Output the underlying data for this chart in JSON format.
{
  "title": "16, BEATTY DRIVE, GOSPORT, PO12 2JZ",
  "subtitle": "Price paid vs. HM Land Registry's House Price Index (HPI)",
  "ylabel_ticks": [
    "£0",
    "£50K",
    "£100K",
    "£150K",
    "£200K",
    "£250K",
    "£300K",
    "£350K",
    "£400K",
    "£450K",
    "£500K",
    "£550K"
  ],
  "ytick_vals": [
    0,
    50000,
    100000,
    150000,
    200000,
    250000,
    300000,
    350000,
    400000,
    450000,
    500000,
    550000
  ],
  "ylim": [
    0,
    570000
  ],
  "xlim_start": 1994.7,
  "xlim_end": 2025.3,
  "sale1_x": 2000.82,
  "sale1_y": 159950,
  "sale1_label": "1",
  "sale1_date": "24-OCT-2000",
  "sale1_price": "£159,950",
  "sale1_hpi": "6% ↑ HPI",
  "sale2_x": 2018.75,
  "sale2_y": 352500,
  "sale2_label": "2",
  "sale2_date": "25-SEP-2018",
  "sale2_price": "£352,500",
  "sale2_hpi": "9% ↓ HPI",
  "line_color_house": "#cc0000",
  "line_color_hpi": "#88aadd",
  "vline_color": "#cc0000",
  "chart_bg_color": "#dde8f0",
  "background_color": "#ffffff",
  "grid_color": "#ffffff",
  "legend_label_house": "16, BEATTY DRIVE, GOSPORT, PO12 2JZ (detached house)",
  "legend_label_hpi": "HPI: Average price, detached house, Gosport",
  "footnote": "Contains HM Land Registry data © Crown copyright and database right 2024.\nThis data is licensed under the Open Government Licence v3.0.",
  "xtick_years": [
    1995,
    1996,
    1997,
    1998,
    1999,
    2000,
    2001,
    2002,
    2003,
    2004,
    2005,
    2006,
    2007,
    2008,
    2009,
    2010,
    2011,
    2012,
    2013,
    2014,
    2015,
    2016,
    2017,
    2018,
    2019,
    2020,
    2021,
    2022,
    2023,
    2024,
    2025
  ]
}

----------------------------------------

▸ **The problem**
Reproduce the listing in full. Keep it exactly as written.

▸ **Answer to the task**
Output the underlying data for this chart in JSON format.
{
  "title": "16, BEATTY DRIVE, GOSPORT, PO12 2JZ",
  "subtitle": "Price paid vs. HM Land Registry's House Price Index (HPI)",
  "ylabel_ticks": [
    "£0",
    "£50K",
    "£100K",
    "£150K",
    "£200K",
    "£250K",
    "£300K",
    "£350K",
    "£400K",
    "£450K",
    "£500K",
    "£550K"
  ],
  "ytick_vals": [
    0,
    50000,
    100000,
    150000,
    200000,
    250000,
    300000,
    350000,
    400000,
    450000,
    500000,
    550000
  ],
  "ylim": [
    0,
    570000
  ],
  "xlim_start": 1994.7,
  "xlim_end": 2025.3,
  "sale1_x": 2000.82,
  "sale1_y": 159950,
  "sale1_label": "1",
  "sale1_date": "24-OCT-2000",
  "sale1_price": "£159,950",
  "sale1_hpi": "6% ↑ HPI",
  "sale2_x": 2018.75,
  "sale2_y": 352500,
  "sale2_label": "2",
  "sale2_date": "25-SEP-2018",
  "sale2_price": "£352,500",
  "sale2_hpi": "9% ↓ HPI",
  "line_color_house": "#cc0000",
  "line_color_hpi": "#88aadd",
  "vline_color": "#cc0000",
  "chart_bg_color": "#dde8f0",
  "background_color": "#ffffff",
  "grid_color": "#ffffff",
  "legend_label_house": "16, BEATTY DRIVE, GOSPORT, PO12 2JZ (detached house)",
  "legend_label_hpi": "HPI: Average price, detached house, Gosport",
  "footnote": "Contains HM Land Registry data © Crown copyright and database right 2024.\nThis data is licensed under the Open Government Licence v3.0.",
  "xtick_years": [
    1995,
    1996,
    1997,
    1998,
    1999,
    2000,
    2001,
    2002,
    2003,
    2004,
    2005,
    2006,
    2007,
    2008,
    2009,
    2010,
    2011,
    2012,
    2013,
    2014,
    2015,
    2016,
    2017,
    2018,
    2019,
    2020,
    2021,
    2022,
    2023,
    2024,
    2025
  ]
}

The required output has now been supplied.